Stored data:
============================================================

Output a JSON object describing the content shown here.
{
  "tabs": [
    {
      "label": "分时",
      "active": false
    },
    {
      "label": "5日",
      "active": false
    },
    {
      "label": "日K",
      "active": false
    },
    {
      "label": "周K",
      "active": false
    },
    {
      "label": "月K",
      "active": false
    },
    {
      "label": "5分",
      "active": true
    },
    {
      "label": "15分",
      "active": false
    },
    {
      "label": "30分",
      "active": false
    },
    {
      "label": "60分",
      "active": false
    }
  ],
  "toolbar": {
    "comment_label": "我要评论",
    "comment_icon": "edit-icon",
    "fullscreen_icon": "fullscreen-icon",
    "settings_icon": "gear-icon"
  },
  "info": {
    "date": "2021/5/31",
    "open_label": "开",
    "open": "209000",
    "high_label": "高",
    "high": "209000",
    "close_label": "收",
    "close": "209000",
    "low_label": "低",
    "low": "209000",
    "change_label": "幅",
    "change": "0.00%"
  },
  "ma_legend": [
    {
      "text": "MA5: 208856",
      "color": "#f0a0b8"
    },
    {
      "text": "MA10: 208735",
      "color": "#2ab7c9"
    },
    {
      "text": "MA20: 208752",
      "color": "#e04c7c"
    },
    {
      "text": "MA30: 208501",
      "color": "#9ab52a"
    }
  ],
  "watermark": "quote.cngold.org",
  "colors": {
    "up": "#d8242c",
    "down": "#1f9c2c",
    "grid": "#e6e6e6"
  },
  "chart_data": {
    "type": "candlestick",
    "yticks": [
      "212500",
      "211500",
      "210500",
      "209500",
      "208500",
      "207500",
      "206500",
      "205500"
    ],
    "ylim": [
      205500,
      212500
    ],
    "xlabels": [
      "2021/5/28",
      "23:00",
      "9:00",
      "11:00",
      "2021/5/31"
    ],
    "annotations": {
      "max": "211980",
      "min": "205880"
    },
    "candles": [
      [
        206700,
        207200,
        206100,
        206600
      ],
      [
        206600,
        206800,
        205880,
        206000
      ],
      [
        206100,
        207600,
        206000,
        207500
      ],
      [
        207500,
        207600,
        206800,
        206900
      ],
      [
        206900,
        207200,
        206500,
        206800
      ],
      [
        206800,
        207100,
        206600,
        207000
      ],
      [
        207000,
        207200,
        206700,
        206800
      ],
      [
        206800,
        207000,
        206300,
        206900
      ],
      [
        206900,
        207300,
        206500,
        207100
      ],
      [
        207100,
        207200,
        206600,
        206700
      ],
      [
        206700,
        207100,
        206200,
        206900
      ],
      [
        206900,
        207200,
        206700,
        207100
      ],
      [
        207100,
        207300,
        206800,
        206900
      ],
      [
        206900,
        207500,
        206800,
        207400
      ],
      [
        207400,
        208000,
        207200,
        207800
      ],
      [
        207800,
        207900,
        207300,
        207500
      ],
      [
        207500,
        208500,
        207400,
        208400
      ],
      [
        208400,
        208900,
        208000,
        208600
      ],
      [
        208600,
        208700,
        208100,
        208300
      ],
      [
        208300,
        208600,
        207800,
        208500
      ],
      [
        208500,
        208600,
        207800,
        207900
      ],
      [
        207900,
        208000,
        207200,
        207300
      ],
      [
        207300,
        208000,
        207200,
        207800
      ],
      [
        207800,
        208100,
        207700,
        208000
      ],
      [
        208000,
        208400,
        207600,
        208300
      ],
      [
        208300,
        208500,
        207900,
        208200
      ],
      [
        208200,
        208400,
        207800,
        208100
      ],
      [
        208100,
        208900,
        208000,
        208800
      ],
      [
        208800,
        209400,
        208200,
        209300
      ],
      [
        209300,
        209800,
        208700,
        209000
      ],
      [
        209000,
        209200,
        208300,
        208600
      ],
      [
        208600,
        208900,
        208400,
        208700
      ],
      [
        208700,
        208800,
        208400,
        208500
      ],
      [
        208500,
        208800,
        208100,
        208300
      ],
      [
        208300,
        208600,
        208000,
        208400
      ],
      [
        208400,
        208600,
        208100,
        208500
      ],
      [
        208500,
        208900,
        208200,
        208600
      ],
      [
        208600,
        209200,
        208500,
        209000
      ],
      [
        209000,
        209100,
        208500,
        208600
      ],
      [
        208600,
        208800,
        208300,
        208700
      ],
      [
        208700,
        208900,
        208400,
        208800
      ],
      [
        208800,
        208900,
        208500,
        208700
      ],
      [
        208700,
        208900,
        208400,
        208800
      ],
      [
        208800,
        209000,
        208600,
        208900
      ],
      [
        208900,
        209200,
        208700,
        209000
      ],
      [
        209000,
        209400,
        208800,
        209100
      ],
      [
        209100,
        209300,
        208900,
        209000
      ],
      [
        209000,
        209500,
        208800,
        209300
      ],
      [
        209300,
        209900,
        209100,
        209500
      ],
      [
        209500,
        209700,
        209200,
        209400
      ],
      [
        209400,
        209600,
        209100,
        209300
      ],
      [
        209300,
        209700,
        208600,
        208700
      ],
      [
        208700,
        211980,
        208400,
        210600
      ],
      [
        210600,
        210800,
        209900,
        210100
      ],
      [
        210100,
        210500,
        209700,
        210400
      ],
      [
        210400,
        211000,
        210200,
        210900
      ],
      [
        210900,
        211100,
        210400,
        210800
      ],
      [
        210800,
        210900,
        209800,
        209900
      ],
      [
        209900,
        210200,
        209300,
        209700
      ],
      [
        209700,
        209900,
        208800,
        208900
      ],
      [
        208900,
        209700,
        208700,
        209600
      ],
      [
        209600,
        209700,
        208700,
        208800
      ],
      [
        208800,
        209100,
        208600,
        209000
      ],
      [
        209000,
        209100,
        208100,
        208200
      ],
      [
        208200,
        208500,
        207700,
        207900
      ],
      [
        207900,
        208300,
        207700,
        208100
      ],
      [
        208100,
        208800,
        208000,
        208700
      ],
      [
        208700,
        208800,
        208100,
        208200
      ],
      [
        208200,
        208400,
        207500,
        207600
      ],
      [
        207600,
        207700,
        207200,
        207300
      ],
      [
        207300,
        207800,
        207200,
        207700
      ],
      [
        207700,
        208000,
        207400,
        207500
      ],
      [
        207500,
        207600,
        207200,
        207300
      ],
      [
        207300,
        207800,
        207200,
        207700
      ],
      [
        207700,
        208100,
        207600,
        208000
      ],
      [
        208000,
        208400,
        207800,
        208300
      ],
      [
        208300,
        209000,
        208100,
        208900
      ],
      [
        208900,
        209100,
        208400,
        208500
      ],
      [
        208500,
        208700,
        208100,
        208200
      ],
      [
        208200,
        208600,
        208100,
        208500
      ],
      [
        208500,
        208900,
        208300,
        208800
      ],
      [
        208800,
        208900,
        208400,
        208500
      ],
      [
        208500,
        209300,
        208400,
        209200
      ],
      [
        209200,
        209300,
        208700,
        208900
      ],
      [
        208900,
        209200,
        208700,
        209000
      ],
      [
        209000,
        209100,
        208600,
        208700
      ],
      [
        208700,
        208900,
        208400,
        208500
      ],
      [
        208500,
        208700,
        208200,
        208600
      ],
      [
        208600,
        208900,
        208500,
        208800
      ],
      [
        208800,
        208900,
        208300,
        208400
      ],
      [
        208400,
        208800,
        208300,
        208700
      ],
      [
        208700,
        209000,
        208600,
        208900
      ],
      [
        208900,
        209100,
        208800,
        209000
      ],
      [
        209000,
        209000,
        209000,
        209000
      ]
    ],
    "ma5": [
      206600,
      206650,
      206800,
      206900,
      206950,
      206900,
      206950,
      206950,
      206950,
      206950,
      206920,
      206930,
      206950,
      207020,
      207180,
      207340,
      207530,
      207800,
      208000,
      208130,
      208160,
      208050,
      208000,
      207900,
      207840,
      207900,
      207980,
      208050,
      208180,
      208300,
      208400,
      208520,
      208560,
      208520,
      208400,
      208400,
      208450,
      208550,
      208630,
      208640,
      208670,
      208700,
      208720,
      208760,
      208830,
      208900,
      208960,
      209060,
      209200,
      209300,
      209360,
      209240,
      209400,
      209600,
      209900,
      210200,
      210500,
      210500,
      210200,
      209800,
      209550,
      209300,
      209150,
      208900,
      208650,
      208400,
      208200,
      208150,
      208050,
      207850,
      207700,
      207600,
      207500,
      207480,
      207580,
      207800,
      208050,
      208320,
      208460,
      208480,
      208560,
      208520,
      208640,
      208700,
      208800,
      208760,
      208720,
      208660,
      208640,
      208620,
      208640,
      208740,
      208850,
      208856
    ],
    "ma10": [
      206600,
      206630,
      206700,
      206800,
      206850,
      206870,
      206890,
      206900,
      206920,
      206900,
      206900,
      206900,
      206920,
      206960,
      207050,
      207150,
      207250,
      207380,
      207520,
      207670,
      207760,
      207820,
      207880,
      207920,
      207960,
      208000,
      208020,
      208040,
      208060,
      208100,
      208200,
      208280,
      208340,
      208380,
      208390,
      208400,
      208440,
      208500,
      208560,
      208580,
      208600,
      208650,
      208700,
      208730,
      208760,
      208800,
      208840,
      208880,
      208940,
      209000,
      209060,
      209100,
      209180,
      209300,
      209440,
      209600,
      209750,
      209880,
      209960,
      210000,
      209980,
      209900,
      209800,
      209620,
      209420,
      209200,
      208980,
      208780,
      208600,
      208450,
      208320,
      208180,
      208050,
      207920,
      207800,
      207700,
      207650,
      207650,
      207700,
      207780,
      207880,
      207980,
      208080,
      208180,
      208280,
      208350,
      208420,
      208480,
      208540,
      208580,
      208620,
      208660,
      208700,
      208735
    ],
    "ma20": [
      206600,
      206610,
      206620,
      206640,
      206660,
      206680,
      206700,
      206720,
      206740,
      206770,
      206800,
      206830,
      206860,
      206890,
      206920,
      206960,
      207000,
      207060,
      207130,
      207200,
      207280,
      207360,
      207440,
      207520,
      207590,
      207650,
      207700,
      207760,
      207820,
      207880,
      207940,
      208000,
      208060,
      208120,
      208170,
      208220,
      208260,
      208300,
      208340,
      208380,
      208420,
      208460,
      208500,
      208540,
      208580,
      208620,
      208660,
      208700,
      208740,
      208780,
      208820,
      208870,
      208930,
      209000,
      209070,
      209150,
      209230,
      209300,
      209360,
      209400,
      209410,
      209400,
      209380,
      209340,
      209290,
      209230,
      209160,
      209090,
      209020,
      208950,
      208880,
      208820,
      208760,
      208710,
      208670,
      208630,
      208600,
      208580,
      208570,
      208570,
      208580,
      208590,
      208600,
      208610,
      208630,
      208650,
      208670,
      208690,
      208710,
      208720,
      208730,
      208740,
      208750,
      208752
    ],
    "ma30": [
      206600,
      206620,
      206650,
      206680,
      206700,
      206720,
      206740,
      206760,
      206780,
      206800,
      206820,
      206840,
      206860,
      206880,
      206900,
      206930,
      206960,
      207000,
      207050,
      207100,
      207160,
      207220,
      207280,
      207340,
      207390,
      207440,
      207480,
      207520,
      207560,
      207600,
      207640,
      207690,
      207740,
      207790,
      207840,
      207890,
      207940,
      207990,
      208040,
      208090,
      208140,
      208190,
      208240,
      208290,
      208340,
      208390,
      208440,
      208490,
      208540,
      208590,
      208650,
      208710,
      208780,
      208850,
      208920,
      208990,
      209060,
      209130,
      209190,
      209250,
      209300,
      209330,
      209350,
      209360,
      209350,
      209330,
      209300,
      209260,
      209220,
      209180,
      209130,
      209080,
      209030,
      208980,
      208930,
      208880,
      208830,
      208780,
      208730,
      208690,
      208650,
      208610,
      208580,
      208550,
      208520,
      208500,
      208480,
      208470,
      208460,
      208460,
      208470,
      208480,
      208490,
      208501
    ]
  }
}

============================================================

§ **TASK GOAL**: Among the entries above, how many lines hold the string "text"? Give the number by itself.

§ **FULL RESPONSE**: 4